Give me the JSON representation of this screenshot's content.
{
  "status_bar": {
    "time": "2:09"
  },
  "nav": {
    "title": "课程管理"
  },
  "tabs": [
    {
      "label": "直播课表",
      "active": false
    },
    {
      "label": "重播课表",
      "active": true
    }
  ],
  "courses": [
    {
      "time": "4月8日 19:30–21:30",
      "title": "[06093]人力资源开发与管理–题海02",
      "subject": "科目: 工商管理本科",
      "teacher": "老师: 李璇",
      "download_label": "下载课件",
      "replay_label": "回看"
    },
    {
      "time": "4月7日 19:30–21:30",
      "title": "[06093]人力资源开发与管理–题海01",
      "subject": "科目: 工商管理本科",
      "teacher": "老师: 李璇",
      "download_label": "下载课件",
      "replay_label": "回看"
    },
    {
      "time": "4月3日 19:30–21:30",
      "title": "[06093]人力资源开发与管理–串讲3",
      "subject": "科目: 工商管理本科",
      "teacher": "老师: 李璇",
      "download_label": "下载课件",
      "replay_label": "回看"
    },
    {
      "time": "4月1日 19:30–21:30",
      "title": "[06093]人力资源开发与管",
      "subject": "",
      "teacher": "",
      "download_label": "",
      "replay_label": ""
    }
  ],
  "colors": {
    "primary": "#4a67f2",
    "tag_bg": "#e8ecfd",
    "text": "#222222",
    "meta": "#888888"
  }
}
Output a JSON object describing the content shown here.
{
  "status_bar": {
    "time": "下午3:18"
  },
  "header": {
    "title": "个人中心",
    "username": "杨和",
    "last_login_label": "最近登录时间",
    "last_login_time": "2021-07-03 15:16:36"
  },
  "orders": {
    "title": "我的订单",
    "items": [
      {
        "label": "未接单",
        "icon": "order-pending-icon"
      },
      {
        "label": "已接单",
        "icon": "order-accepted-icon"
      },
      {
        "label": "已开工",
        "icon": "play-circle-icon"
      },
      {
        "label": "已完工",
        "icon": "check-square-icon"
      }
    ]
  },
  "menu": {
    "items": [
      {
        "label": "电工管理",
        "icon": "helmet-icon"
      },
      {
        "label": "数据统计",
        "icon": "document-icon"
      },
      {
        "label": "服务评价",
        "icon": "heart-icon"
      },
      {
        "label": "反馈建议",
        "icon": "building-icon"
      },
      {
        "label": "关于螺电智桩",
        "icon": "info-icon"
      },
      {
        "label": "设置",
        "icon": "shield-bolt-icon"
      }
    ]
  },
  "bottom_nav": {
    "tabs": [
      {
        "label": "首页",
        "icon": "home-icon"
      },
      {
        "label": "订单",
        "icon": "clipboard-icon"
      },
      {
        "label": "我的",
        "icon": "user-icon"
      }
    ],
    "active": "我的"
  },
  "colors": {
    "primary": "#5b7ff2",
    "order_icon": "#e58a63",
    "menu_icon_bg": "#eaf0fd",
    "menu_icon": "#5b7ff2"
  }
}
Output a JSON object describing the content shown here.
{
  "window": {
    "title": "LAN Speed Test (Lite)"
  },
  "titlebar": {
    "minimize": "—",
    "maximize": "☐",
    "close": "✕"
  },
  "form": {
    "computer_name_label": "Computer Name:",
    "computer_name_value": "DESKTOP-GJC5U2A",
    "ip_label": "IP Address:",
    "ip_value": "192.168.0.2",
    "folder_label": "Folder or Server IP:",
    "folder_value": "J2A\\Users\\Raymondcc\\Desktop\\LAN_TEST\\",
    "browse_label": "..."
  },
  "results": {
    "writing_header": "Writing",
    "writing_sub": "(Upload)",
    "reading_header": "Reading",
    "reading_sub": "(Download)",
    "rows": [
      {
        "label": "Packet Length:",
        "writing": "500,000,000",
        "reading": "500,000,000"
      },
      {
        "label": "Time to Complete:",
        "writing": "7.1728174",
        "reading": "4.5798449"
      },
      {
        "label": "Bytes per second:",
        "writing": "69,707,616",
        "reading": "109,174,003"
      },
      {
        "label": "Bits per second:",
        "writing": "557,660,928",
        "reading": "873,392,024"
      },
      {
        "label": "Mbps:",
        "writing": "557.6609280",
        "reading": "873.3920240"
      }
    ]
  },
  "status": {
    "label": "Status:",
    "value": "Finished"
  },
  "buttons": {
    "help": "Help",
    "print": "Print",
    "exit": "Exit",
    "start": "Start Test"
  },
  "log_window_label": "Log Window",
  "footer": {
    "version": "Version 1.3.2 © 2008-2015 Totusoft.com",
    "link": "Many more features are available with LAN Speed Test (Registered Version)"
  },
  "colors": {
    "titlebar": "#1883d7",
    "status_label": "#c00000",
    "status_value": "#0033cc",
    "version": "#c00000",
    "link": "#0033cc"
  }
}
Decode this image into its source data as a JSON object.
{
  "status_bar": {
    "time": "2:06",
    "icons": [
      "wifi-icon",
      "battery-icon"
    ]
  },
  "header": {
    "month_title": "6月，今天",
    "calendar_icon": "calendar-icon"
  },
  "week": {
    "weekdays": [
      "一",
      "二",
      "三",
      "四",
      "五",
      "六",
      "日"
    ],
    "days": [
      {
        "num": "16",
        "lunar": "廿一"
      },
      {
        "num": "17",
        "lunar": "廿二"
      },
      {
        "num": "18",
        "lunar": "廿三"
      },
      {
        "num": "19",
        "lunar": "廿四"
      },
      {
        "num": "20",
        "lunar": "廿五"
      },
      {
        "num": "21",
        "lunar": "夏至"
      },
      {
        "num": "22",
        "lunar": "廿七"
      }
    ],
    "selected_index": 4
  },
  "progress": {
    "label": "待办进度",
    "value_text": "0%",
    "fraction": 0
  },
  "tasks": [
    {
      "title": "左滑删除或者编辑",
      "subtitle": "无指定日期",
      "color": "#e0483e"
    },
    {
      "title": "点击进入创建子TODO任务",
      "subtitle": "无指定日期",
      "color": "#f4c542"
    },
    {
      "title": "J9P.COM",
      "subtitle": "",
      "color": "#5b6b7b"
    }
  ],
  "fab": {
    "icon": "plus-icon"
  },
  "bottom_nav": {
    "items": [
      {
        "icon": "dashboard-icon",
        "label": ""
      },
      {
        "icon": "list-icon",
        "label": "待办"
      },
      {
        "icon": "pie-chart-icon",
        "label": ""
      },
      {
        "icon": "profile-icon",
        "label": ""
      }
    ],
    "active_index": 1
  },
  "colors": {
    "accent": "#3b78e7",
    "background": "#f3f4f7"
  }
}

----------

** Exercise aim **
Return all of the entries exactly as written.

** Worked solution **
Give me the JSON representation of this screenshot's content.
{
  "status_bar": {
    "time": "2:09"
  },
  "nav": {
    "title": "课程管理"
  },
  "tabs": [
    {
      "label": "直播课表",
      "active": false
    },
    {
      "label": "重播课表",
      "active": true
    }
  ],
  "courses": [
    {
      "time": "4月8日 19:30–21:30",
      "title": "[06093]人力资源开发与管理–题海02",
      "subject": "科目: 工商管理本科",
      "teacher": "老师: 李璇",
      "download_label": "下载课件",
      "replay_label": "回看"
    },
    {
      "time": "4月7日 19:30–21:30",
      "title": "[06093]人力资源开发与管理–题海01",
      "subject": "科目: 工商管理本科",
      "teacher": "老师: 李璇",
      "download_label": "下载课件",
      "replay_label": "回看"
    },
    {
      "time": "4月3日 19:30–21:30",
      "title": "[06093]人力资源开发与管理–串讲3",
      "subject": "科目: 工商管理本科",
      "teacher": "老师: 李璇",
      "download_label": "下载课件",
      "replay_label": "回看"
    },
    {
      "time": "4月1日 19:30–21:30",
      "title": "[06093]人力资源开发与管",
      "subject": "",
      "teacher": "",
      "download_label": "",
      "replay_label": ""
    }
  ],
  "colors": {
    "primary": "#4a67f2",
    "tag_bg": "#e8ecfd",
    "text": "#222222",
    "meta": "#888888"
  }
}
Output a JSON object describing the content shown here.
{
  "status_bar": {
    "time": "下午3:18"
  },
  "header": {
    "title": "个人中心",
    "username": "杨和",
    "last_login_label": "最近登录时间",
    "last_login_time": "2021-07-03 15:16:36"
  },
  "orders": {
    "title": "我的订单",
    "items": [
      {
        "label": "未接单",
        "icon": "order-pending-icon"
      },
      {
        "label": "已接单",
        "icon": "order-accepted-icon"
      },
      {
        "label": "已开工",
        "icon": "play-circle-icon"
      },
      {
        "label": "已完工",
        "icon": "check-square-icon"
      }
    ]
  },
  "menu": {
    "items": [
      {
        "label": "电工管理",
        "icon": "helmet-icon"
      },
      {
        "label": "数据统计",
        "icon": "document-icon"
      },
      {
        "label": "服务评价",
        "icon": "heart-icon"
      },
      {
        "label": "反馈建议",
        "icon": "building-icon"
      },
      {
        "label": "关于螺电智桩",
        "icon": "info-icon"
      },
      {
        "label": "设置",
        "icon": "shield-bolt-icon"
      }
    ]
  },
  "bottom_nav": {
    "tabs": [
      {
        "label": "首页",
        "icon": "home-icon"
      },
      {
        "label": "订单",
        "icon": "clipboard-icon"
      },
      {
        "label": "我的",
        "icon": "user-icon"
      }
    ],
    "active": "我的"
  },
  "colors": {
    "primary": "#5b7ff2",
    "order_icon": "#e58a63",
    "menu_icon_bg": "#eaf0fd",
    "menu_icon": "#5b7ff2"
  }
}
Output a JSON object describing the content shown here.
{
  "window": {
    "title": "LAN Speed Test (Lite)"
  },
  "titlebar": {
    "minimize": "—",
    "maximize": "☐",
    "close": "✕"
  },
  "form": {
    "computer_name_label": "Computer Name:",
    "computer_name_value": "DESKTOP-GJC5U2A",
    "ip_label": "IP Address:",
    "ip_value": "192.168.0.2",
    "folder_label": "Folder or Server IP:",
    "folder_value": "J2A\\Users\\Raymondcc\\Desktop\\LAN_TEST\\",
    "browse_label": "..."
  },
  "results": {
    "writing_header": "Writing",
    "writing_sub": "(Upload)",
    "reading_header": "Reading",
    "reading_sub": "(Download)",
    "rows": [
      {
        "label": "Packet Length:",
        "writing": "500,000,000",
        "reading": "500,000,000"
      },
      {
        "label": "Time to Complete:",
        "writing": "7.1728174",
        "reading": "4.5798449"
      },
      {
        "label": "Bytes per second:",
        "writing": "69,707,616",
        "reading": "109,174,003"
      },
      {
        "label": "Bits per second:",
        "writing": "557,660,928",
        "reading": "873,392,024"
      },
      {
        "label": "Mbps:",
        "writing": "557.6609280",
        "reading": "873.3920240"
      }
    ]
  },
  "status": {
    "label": "Status:",
    "value": "Finished"
  },
  "buttons": {
    "help": "Help",
    "print": "Print",
    "exit": "Exit",
    "start": "Start Test"
  },
  "log_window_label": "Log Window",
  "footer": {
    "version": "Version 1.3.2 © 2008-2015 Totusoft.com",
    "link": "Many more features are available with LAN Speed Test (Registered Version)"
  },
  "colors": {
    "titlebar": "#1883d7",
    "status_label": "#c00000",
    "status_value": "#0033cc",
    "version": "#c00000",
    "link": "#0033cc"
  }
}
Decode this image into its source data as a JSON object.
{
  "status_bar": {
    "time": "2:06",
    "icons": [
      "wifi-icon",
      "battery-icon"
    ]
  },
  "header": {
    "month_title": "6月，今天",
    "calendar_icon": "calendar-icon"
  },
  "week": {
    "weekdays": [
      "一",
      "二",
      "三",
      "四",
      "五",
      "六",
      "日"
    ],
    "days": [
      {
        "num": "16",
        "lunar": "廿一"
      },
      {
        "num": "17",
        "lunar": "廿二"
      },
      {
        "num": "18",
        "lunar": "廿三"
      },
      {
        "num": "19",
        "lunar": "廿四"
      },
      {
        "num": "20",
        "lunar": "廿五"
      },
      {
        "num": "21",
        "lunar": "夏至"
      },
      {
        "num": "22",
        "lunar": "廿七"
      }
    ],
    "selected_index": 4
  },
  "progress": {
    "label": "待办进度",
    "value_text": "0%",
    "fraction": 0
  },
  "tasks": [
    {
      "title": "左滑删除或者编辑",
      "subtitle": "无指定日期",
      "color": "#e0483e"
    },
    {
      "title": "点击进入创建子TODO任务",
      "subtitle": "无指定日期",
      "color": "#f4c542"
    },
    {
      "title": "J9P.COM",
      "subtitle": "",
      "color": "#5b6b7b"
    }
  ],
  "fab": {
    "icon": "plus-icon"
  },
  "bottom_nav": {
    "items": [
      {
        "icon": "dashboard-icon",
        "label": ""
      },
      {
        "icon": "list-icon",
        "label": "待办"
      },
      {
        "icon": "pie-chart-icon",
        "label": ""
      },
      {
        "icon": "profile-icon",
        "label": ""
      }
    ],
    "active_index": 1
  },
  "colors": {
    "accent": "#3b78e7",
    "background": "#f3f4f7"
  }
}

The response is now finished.